Exercise: Locate the line containing "Read this page and output its text content." in the data below. Reproduce it and every following line up to the end, exactly as given.

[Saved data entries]
+++

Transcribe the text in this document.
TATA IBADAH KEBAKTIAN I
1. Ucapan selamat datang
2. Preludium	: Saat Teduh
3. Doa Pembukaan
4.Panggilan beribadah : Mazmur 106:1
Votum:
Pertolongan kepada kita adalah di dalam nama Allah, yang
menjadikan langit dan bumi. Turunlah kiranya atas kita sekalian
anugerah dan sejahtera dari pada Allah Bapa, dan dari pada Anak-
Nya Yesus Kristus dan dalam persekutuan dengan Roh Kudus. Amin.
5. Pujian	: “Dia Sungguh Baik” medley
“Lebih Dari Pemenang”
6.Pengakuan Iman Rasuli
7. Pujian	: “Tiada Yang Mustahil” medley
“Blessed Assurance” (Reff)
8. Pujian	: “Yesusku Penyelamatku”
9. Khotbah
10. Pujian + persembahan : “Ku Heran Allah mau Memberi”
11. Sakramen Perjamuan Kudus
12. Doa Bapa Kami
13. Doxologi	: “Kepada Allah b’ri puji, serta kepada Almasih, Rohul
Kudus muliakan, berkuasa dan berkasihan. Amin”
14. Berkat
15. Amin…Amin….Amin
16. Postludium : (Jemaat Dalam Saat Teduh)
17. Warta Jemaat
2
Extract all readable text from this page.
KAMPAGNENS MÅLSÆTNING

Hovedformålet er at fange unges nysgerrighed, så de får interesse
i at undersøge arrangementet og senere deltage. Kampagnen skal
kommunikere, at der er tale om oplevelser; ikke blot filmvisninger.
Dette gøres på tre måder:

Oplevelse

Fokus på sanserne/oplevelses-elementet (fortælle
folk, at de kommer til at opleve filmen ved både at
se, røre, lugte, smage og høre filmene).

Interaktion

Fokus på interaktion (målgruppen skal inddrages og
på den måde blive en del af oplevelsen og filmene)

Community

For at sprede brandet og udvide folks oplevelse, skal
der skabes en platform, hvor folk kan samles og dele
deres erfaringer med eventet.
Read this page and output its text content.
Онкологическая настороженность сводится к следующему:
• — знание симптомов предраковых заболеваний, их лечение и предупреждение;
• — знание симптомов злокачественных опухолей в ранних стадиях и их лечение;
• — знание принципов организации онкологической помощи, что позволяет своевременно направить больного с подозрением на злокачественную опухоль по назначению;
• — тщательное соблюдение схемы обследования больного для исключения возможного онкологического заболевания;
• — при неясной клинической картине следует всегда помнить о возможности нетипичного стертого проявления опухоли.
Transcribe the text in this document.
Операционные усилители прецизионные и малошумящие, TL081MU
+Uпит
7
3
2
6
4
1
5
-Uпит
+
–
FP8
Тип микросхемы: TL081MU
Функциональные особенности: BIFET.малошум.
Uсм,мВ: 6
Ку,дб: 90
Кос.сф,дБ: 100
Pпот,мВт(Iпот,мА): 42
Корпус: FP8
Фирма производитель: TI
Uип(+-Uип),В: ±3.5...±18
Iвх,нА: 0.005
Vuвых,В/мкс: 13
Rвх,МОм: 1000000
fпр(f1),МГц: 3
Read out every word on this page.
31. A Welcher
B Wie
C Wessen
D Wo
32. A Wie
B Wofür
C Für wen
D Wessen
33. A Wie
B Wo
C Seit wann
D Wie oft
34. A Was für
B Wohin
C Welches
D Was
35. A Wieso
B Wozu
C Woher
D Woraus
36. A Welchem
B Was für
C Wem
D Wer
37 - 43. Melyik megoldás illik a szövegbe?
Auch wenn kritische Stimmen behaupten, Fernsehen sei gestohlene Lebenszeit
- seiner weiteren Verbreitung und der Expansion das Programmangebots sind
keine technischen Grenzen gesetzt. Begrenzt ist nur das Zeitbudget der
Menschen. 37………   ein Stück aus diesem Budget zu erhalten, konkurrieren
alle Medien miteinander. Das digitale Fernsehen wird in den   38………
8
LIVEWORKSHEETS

+++

The result:
Read this page and output its text content.
Онкологическая настороженность сводится к следующему:
• — знание симптомов предраковых заболеваний, их лечение и предупреждение;
• — знание симптомов злокачественных опухолей в ранних стадиях и их лечение;
• — знание принципов организации онкологической помощи, что позволяет своевременно направить больного с подозрением на злокачественную опухоль по назначению;
• — тщательное соблюдение схемы обследования больного для исключения возможного онкологического заболевания;
• — при неясной клинической картине следует всегда помнить о возможности нетипичного стертого проявления опухоли.
Transcribe the text in this document.
Операционные усилители прецизионные и малошумящие, TL081MU
+Uпит
7
3
2
6
4
1
5
-Uпит
+
–
FP8
Тип микросхемы: TL081MU
Функциональные особенности: BIFET.малошум.
Uсм,мВ: 6
Ку,дб: 90
Кос.сф,дБ: 100
Pпот,мВт(Iпот,мА): 42
Корпус: FP8
Фирма производитель: TI
Uип(+-Uип),В: ±3.5...±18
Iвх,нА: 0.005
Vuвых,В/мкс: 13
Rвх,МОм: 1000000
fпр(f1),МГц: 3
Read out every word on this page.
31. A Welcher
B Wie
C Wessen
D Wo
32. A Wie
B Wofür
C Für wen
D Wessen
33. A Wie
B Wo
C Seit wann
D Wie oft
34. A Was für
B Wohin
C Welches
D Was
35. A Wieso
B Wozu
C Woher
D Woraus
36. A Welchem
B Was für
C Wem
D Wer
37 - 43. Melyik megoldás illik a szövegbe?
Auch wenn kritische Stimmen behaupten, Fernsehen sei gestohlene Lebenszeit
- seiner weiteren Verbreitung und der Expansion das Programmangebots sind
keine technischen Grenzen gesetzt. Begrenzt ist nur das Zeitbudget der
Menschen. 37………   ein Stück aus diesem Budget zu erhalten, konkurrieren
alle Medien miteinander. Das digitale Fernsehen wird in den   38………
8
LIVEWORKSHEETS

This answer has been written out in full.